**TASKS AND EXERCISES:**
(1) From the film news roundup below, list every outlet whose critics' grids readers are told to watch during Cannes.
(2) According to the film news roundup below, why did André Téchiné say Catherine Deneuve cannot be filmed like one of Robert Bresson's models?
(3) Resume the film news roundup below, writing on from its last item.
*** EXERCISE PASSAGE ***
Sincerity in Practice

The Cineteca di Bologna is filling out the program for this year’s Il Cinema Ritrovato (June 21 through 29), Locarno (August 6 through 16) has just announced that Rithy Panh (The Missing Picture, Meeting with Pol Pot) will preside over its international jury, and of course, Cannes rolls on through next weekend. Follow along by keeping an eye on the critics’ grids at Moirée, the International Cinephile Society,Ioncinema, and Screen and by listening to the podcasts from Film Comment and Nicolas Rapold.
- Back to New York. Mikio Naruse: The World Betrays Us is on at Japan Society through the end of the month before heading to Metrograph in June. Programmers Edo Choi and Alexander Fee discuss their retrospective with Nick Newman at the Film Stage, while at 4Columns, Andrew Chan focuses on Lightning (1952), “one of cinema’s most claustrophobic accounts of family dysfunction,” and Yearning (1964), which “shows the different effects and shades of meaning Naruse could draw out of a similarly morose tale of working-class strife.” As for Naruse overall, “each new occasion to assess his formidable oeuvre has boosted his reputation and made it harder to cast him in the shadow of his more famous compatriot,” Yasujiro Ozu.
- When Todd Haynes presided over the jury in Berlin back in February, he sat down on a red velvet couch with Rajendra Roy, the chief curator of film at MoMA, for an hour-long conversation that the festival has just posted. On Wednesday, Haynes received the Carrosse d’Or during the opening ceremony of this year’s Directors’ Fortnight, and that’s the occasion for Michael Koresky’s marvelous interview for Notebook’s special Cannes edition. “Every aspect of the medium excites me,” says Haynes, “the props and the costumes and the colors and the clothes and the shots and the lenses. So, it all is simulative, and I think if you feel sincerity in the films, even when they are making you feel conflicted by what you’re seeing, it’s because the sincerity is in the practice.”
- The L’Alliance New York series of films directed by André Téchiné and starring Catherine Deneuve wraps on Tuesday with In the Name of My Daughter (2014). For Screen Slate, Helen Fortescue-Poole talks with Téchiné about working with Jacques Rivette and Olivier Assayas, his love for the films of Jacques Demy, and of course, his collaborations with Deneuve, who, he says, “taught me to let go of my obsession with mastery. To relax a little. You can’t film Catherine like one of Robert Bresson’s models. It’s impossible to do so, because her presence alone brings something with it. She changed my attitude, because she was like a Sphinx to me, and I was trying to decipher her. I was not trying to ‘master’ her in the way that I had done with previous actresses and actors. On the contrary,” with Hôtel des Amériques (1981), “I wanted to make a sort of documentary on her depth as a person and an actress because she made me so dizzy.”
*** RECORDS SHOWN ***
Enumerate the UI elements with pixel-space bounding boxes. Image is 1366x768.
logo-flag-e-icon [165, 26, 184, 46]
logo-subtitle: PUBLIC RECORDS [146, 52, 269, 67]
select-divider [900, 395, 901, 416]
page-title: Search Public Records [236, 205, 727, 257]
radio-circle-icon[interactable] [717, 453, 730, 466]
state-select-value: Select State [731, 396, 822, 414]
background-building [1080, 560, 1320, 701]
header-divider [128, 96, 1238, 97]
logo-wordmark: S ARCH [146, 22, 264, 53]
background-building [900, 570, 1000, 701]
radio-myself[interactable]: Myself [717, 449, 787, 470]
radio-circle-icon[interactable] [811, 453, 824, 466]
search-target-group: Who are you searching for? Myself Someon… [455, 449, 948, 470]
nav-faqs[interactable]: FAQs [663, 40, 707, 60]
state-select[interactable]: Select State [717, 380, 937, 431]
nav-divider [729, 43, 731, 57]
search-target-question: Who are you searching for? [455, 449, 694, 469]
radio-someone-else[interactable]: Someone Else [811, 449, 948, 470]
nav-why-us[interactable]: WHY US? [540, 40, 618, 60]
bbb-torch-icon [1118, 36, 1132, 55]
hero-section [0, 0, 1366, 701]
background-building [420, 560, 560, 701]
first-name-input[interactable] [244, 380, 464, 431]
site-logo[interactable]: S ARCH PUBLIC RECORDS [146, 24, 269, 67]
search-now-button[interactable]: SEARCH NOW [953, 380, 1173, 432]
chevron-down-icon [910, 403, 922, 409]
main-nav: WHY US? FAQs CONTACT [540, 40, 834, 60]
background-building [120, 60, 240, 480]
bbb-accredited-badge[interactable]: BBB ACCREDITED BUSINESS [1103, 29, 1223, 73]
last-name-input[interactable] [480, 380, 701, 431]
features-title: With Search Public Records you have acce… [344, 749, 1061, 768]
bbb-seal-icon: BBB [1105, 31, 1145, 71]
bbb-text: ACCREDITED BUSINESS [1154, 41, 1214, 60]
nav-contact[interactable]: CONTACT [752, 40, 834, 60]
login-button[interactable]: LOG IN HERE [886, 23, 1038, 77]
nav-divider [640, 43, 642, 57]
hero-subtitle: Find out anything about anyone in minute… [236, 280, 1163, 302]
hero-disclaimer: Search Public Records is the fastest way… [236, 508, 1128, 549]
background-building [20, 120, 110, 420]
***
**REPLIES:**
(1) Moirée, the International Cinephile Society, Ioncinema, Screen

(2) He said it is impossible because her presence alone brings something with it. She was like a Sphinx to him, so rather than trying to master her as he had done with earlier actors, he tried to decipher her.

(3)
- As David Klion did a couple of weeks ago, Corey Atad has come to the conclusion that Tony Gilroy’s Andor is “one of the best shows ever produced for American television.” George Lucas’s Star Wars “may have taken after Flash Gordon, The Searchers, and The Hidden Fortress, but those are mere packaging. Mythologizing comes in many forms. When Jean-Pierre Melville’s Army of Shadows was vilified by leftist French critics, it’s because it was seen to be mythologizing the Gaullists, rewriting the history of the French Resistance in the form of a cracker jack thriller.” Andor bears its influence, too, “with all its thrilling spycraft, heists, and escapes, along with its complex rendering of the tormented lives of the people who commit themselves to resistance.” Andor is “the best of Star Wars because it fundamentally is Star Wars. It is the imagining of a fictional history transmuted through time and space to arrive before us as a new mythology.”
- Writing for the New York Review of Books, Dennis Zhou, like so many of us now, has an eye on China: “How do you capture the emotional and spiritual dimensions of a societal transformation so expansive that, for example, a farmer who did not have ready access to electricity or running water as late as 2000 can now livestream their day to millions of people on a Xiaomi smartphone? Perhaps no artist has taken on the challenge of representing this still-nascent century as directly as the filmmaker Jia Zhangke.” At the A.V. Club, Alex Lei sets out to “unpack the important milestones in Jia’s fiction films that led him to arrive at Caught by the Tides.”